— PROBLEM DETAILS —
Copy out the data below verbatim.

— Stored data —
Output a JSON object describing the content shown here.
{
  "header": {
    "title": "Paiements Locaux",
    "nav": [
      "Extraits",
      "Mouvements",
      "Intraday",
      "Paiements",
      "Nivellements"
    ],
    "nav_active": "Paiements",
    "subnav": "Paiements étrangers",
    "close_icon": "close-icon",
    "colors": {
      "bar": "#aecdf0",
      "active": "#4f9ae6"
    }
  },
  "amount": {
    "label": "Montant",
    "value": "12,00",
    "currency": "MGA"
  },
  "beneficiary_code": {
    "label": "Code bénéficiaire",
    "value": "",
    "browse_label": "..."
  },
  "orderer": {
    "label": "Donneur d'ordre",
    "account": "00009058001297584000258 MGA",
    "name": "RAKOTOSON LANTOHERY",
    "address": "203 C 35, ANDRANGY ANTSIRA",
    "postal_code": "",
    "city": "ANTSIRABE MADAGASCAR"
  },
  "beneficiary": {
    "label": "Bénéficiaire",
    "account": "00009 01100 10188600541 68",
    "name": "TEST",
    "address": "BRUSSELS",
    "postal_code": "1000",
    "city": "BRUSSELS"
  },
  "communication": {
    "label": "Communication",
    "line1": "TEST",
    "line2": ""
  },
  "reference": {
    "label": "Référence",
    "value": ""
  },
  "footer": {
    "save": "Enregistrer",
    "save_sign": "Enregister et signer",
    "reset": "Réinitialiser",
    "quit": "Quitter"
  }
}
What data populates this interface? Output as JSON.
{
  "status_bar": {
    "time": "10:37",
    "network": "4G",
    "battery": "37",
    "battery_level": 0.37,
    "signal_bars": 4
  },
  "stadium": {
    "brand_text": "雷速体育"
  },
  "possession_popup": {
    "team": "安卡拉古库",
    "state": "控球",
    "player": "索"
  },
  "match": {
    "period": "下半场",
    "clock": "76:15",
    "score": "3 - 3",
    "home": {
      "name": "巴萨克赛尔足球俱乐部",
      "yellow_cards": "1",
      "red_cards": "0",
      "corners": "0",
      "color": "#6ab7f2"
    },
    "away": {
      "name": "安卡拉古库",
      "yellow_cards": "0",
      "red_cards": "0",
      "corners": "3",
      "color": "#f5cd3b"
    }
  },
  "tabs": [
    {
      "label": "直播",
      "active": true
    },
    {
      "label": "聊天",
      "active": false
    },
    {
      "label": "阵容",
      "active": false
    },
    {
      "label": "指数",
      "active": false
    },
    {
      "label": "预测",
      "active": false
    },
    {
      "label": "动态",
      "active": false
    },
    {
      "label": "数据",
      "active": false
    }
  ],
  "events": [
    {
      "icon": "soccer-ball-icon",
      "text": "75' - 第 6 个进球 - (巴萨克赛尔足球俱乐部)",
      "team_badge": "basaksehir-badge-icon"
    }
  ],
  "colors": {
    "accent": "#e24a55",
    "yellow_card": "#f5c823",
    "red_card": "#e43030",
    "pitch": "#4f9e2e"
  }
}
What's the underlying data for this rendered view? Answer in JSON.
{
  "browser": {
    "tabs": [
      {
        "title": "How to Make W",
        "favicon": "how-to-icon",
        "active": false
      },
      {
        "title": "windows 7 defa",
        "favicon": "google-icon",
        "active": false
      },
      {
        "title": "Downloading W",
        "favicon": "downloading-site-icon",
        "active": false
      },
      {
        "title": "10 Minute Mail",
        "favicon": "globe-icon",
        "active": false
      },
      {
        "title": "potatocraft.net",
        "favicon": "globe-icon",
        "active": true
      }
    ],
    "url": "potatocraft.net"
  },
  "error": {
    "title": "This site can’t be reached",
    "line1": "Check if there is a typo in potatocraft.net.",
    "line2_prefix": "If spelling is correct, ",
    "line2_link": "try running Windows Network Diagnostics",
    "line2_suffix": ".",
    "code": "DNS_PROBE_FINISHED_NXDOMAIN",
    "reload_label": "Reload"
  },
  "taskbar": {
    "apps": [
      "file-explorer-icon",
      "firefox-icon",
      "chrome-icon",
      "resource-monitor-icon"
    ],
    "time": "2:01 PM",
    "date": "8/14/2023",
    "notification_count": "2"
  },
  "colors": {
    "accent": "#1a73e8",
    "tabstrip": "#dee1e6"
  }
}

— THE COMPLETED TASK —
Output a JSON object describing the content shown here.
{
  "header": {
    "title": "Paiements Locaux",
    "nav": [
      "Extraits",
      "Mouvements",
      "Intraday",
      "Paiements",
      "Nivellements"
    ],
    "nav_active": "Paiements",
    "subnav": "Paiements étrangers",
    "close_icon": "close-icon",
    "colors": {
      "bar": "#aecdf0",
      "active": "#4f9ae6"
    }
  },
  "amount": {
    "label": "Montant",
    "value": "12,00",
    "currency": "MGA"
  },
  "beneficiary_code": {
    "label": "Code bénéficiaire",
    "value": "",
    "browse_label": "..."
  },
  "orderer": {
    "label": "Donneur d'ordre",
    "account": "00009058001297584000258 MGA",
    "name": "RAKOTOSON LANTOHERY",
    "address": "203 C 35, ANDRANGY ANTSIRA",
    "postal_code": "",
    "city": "ANTSIRABE MADAGASCAR"
  },
  "beneficiary": {
    "label": "Bénéficiaire",
    "account": "00009 01100 10188600541 68",
    "name": "TEST",
    "address": "BRUSSELS",
    "postal_code": "1000",
    "city": "BRUSSELS"
  },
  "communication": {
    "label": "Communication",
    "line1": "TEST",
    "line2": ""
  },
  "reference": {
    "label": "Référence",
    "value": ""
  },
  "footer": {
    "save": "Enregistrer",
    "save_sign": "Enregister et signer",
    "reset": "Réinitialiser",
    "quit": "Quitter"
  }
}
What data populates this interface? Output as JSON.
{
  "status_bar": {
    "time": "10:37",
    "network": "4G",
    "battery": "37",
    "battery_level": 0.37,
    "signal_bars": 4
  },
  "stadium": {
    "brand_text": "雷速体育"
  },
  "possession_popup": {
    "team": "安卡拉古库",
    "state": "控球",
    "player": "索"
  },
  "match": {
    "period": "下半场",
    "clock": "76:15",
    "score": "3 - 3",
    "home": {
      "name": "巴萨克赛尔足球俱乐部",
      "yellow_cards": "1",
      "red_cards": "0",
      "corners": "0",
      "color": "#6ab7f2"
    },
    "away": {
      "name": "安卡拉古库",
      "yellow_cards": "0",
      "red_cards": "0",
      "corners": "3",
      "color": "#f5cd3b"
    }
  },
  "tabs": [
    {
      "label": "直播",
      "active": true
    },
    {
      "label": "聊天",
      "active": false
    },
    {
      "label": "阵容",
      "active": false
    },
    {
      "label": "指数",
      "active": false
    },
    {
      "label": "预测",
      "active": false
    },
    {
      "label": "动态",
      "active": false
    },
    {
      "label": "数据",
      "active": false
    }
  ],
  "events": [
    {
      "icon": "soccer-ball-icon",
      "text": "75' - 第 6 个进球 - (巴萨克赛尔足球俱乐部)",
      "team_badge": "basaksehir-badge-icon"
    }
  ],
  "colors": {
    "accent": "#e24a55",
    "yellow_card": "#f5c823",
    "red_card": "#e43030",
    "pitch": "#4f9e2e"
  }
}
What's the underlying data for this rendered view? Answer in JSON.
{
  "browser": {
    "tabs": [
      {
        "title": "How to Make W",
        "favicon": "how-to-icon",
        "active": false
      },
      {
        "title": "windows 7 defa",
        "favicon": "google-icon",
        "active": false
      },
      {
        "title": "Downloading W",
        "favicon": "downloading-site-icon",
        "active": false
      },
      {
        "title": "10 Minute Mail",
        "favicon": "globe-icon",
        "active": false
      },
      {
        "title": "potatocraft.net",
        "favicon": "globe-icon",
        "active": true
      }
    ],
    "url": "potatocraft.net"
  },
  "error": {
    "title": "This site can’t be reached",
    "line1": "Check if there is a typo in potatocraft.net.",
    "line2_prefix": "If spelling is correct, ",
    "line2_link": "try running Windows Network Diagnostics",
    "line2_suffix": ".",
    "code": "DNS_PROBE_FINISHED_NXDOMAIN",
    "reload_label": "Reload"
  },
  "taskbar": {
    "apps": [
      "file-explorer-icon",
      "firefox-icon",
      "chrome-icon",
      "resource-monitor-icon"
    ],
    "time": "2:01 PM",
    "date": "8/14/2023",
    "notification_count": "2"
  },
  "colors": {
    "accent": "#1a73e8",
    "tabstrip": "#dee1e6"
  }
}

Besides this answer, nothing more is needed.